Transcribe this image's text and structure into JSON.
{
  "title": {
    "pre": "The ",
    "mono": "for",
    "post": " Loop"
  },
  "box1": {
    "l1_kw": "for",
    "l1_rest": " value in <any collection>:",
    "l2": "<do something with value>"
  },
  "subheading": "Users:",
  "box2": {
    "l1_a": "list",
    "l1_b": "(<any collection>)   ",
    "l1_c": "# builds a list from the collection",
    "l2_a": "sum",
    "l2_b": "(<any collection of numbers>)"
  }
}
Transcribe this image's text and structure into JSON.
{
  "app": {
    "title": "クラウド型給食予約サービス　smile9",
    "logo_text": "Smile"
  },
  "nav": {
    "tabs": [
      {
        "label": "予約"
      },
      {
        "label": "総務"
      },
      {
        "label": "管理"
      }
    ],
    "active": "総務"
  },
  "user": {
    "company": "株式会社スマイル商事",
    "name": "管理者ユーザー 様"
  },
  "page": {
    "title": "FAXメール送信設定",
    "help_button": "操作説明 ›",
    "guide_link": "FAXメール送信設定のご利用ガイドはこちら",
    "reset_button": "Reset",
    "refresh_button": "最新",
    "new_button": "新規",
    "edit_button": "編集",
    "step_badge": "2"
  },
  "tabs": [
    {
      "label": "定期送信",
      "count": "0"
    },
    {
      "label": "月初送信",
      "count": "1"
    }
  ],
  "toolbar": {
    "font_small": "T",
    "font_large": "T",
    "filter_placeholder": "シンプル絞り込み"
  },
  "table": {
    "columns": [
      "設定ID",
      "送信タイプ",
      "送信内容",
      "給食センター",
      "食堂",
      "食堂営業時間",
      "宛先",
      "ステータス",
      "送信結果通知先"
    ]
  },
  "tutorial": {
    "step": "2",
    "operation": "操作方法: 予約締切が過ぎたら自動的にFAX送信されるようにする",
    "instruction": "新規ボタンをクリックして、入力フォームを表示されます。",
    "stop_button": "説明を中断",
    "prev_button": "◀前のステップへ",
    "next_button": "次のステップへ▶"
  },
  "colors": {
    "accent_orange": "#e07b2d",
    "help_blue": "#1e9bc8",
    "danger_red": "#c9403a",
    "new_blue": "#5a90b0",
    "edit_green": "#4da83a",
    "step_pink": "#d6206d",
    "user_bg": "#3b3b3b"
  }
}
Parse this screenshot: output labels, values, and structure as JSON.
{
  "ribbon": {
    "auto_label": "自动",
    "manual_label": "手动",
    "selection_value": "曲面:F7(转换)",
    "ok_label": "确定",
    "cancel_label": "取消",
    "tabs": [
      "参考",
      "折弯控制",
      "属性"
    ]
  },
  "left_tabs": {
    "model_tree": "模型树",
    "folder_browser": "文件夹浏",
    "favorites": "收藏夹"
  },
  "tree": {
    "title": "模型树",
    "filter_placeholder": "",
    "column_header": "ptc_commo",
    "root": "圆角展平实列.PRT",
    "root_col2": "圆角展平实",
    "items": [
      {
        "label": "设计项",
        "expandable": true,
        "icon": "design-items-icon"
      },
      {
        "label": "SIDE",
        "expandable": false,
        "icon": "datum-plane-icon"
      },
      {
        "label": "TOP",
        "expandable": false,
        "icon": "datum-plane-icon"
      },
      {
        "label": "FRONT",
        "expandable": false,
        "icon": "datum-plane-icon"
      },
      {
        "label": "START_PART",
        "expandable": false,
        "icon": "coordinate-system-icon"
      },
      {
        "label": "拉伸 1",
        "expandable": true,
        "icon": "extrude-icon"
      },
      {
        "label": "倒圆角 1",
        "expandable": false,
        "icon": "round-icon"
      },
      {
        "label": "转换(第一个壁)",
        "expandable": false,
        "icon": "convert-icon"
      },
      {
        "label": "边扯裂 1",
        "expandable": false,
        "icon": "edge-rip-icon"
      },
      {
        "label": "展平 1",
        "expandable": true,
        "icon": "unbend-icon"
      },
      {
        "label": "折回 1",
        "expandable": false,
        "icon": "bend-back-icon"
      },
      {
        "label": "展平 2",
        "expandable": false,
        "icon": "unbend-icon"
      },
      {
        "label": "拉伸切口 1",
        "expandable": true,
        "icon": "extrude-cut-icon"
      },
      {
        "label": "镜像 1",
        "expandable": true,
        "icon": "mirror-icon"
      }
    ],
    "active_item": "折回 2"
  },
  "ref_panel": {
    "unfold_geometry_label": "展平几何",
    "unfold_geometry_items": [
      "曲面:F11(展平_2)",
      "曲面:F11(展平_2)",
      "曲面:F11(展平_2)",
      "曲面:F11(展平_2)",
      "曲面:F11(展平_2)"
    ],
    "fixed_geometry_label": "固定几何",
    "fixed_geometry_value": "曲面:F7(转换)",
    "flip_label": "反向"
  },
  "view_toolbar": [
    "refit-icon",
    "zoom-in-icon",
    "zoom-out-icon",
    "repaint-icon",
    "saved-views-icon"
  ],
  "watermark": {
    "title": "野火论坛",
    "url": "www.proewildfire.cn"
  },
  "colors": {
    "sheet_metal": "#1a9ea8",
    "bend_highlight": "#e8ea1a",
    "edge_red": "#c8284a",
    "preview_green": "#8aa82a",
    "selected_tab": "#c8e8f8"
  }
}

************

Take the entries and copy them out exactly.

Transcribe this image's text and structure into JSON.
{
  "title": {
    "pre": "The ",
    "mono": "for",
    "post": " Loop"
  },
  "box1": {
    "l1_kw": "for",
    "l1_rest": " value in <any collection>:",
    "l2": "<do something with value>"
  },
  "subheading": "Users:",
  "box2": {
    "l1_a": "list",
    "l1_b": "(<any collection>)   ",
    "l1_c": "# builds a list from the collection",
    "l2_a": "sum",
    "l2_b": "(<any collection of numbers>)"
  }
}
Transcribe this image's text and structure into JSON.
{
  "app": {
    "title": "クラウド型給食予約サービス　smile9",
    "logo_text": "Smile"
  },
  "nav": {
    "tabs": [
      {
        "label": "予約"
      },
      {
        "label": "総務"
      },
      {
        "label": "管理"
      }
    ],
    "active": "総務"
  },
  "user": {
    "company": "株式会社スマイル商事",
    "name": "管理者ユーザー 様"
  },
  "page": {
    "title": "FAXメール送信設定",
    "help_button": "操作説明 ›",
    "guide_link": "FAXメール送信設定のご利用ガイドはこちら",
    "reset_button": "Reset",
    "refresh_button": "最新",
    "new_button": "新規",
    "edit_button": "編集",
    "step_badge": "2"
  },
  "tabs": [
    {
      "label": "定期送信",
      "count": "0"
    },
    {
      "label": "月初送信",
      "count": "1"
    }
  ],
  "toolbar": {
    "font_small": "T",
    "font_large": "T",
    "filter_placeholder": "シンプル絞り込み"
  },
  "table": {
    "columns": [
      "設定ID",
      "送信タイプ",
      "送信内容",
      "給食センター",
      "食堂",
      "食堂営業時間",
      "宛先",
      "ステータス",
      "送信結果通知先"
    ]
  },
  "tutorial": {
    "step": "2",
    "operation": "操作方法: 予約締切が過ぎたら自動的にFAX送信されるようにする",
    "instruction": "新規ボタンをクリックして、入力フォームを表示されます。",
    "stop_button": "説明を中断",
    "prev_button": "◀前のステップへ",
    "next_button": "次のステップへ▶"
  },
  "colors": {
    "accent_orange": "#e07b2d",
    "help_blue": "#1e9bc8",
    "danger_red": "#c9403a",
    "new_blue": "#5a90b0",
    "edit_green": "#4da83a",
    "step_pink": "#d6206d",
    "user_bg": "#3b3b3b"
  }
}
Parse this screenshot: output labels, values, and structure as JSON.
{
  "ribbon": {
    "auto_label": "自动",
    "manual_label": "手动",
    "selection_value": "曲面:F7(转换)",
    "ok_label": "确定",
    "cancel_label": "取消",
    "tabs": [
      "参考",
      "折弯控制",
      "属性"
    ]
  },
  "left_tabs": {
    "model_tree": "模型树",
    "folder_browser": "文件夹浏",
    "favorites": "收藏夹"
  },
  "tree": {
    "title": "模型树",
    "filter_placeholder": "",
    "column_header": "ptc_commo",
    "root": "圆角展平实列.PRT",
    "root_col2": "圆角展平实",
    "items": [
      {
        "label": "设计项",
        "expandable": true,
        "icon": "design-items-icon"
      },
      {
        "label": "SIDE",
        "expandable": false,
        "icon": "datum-plane-icon"
      },
      {
        "label": "TOP",
        "expandable": false,
        "icon": "datum-plane-icon"
      },
      {
        "label": "FRONT",
        "expandable": false,
        "icon": "datum-plane-icon"
      },
      {
        "label": "START_PART",
        "expandable": false,
        "icon": "coordinate-system-icon"
      },
      {
        "label": "拉伸 1",
        "expandable": true,
        "icon": "extrude-icon"
      },
      {
        "label": "倒圆角 1",
        "expandable": false,
        "icon": "round-icon"
      },
      {
        "label": "转换(第一个壁)",
        "expandable": false,
        "icon": "convert-icon"
      },
      {
        "label": "边扯裂 1",
        "expandable": false,
        "icon": "edge-rip-icon"
      },
      {
        "label": "展平 1",
        "expandable": true,
        "icon": "unbend-icon"
      },
      {
        "label": "折回 1",
        "expandable": false,
        "icon": "bend-back-icon"
      },
      {
        "label": "展平 2",
        "expandable": false,
        "icon": "unbend-icon"
      },
      {
        "label": "拉伸切口 1",
        "expandable": true,
        "icon": "extrude-cut-icon"
      },
      {
        "label": "镜像 1",
        "expandable": true,
        "icon": "mirror-icon"
      }
    ],
    "active_item": "折回 2"
  },
  "ref_panel": {
    "unfold_geometry_label": "展平几何",
    "unfold_geometry_items": [
      "曲面:F11(展平_2)",
      "曲面:F11(展平_2)",
      "曲面:F11(展平_2)",
      "曲面:F11(展平_2)",
      "曲面:F11(展平_2)"
    ],
    "fixed_geometry_label": "固定几何",
    "fixed_geometry_value": "曲面:F7(转换)",
    "flip_label": "反向"
  },
  "view_toolbar": [
    "refit-icon",
    "zoom-in-icon",
    "zoom-out-icon",
    "repaint-icon",
    "saved-views-icon"
  ],
  "watermark": {
    "title": "野火论坛",
    "url": "www.proewildfire.cn"
  },
  "colors": {
    "sheet_metal": "#1a9ea8",
    "bend_highlight": "#e8ea1a",
    "edge_red": "#c8284a",
    "preview_green": "#8aa82a",
    "selected_tab": "#c8e8f8"
  }
}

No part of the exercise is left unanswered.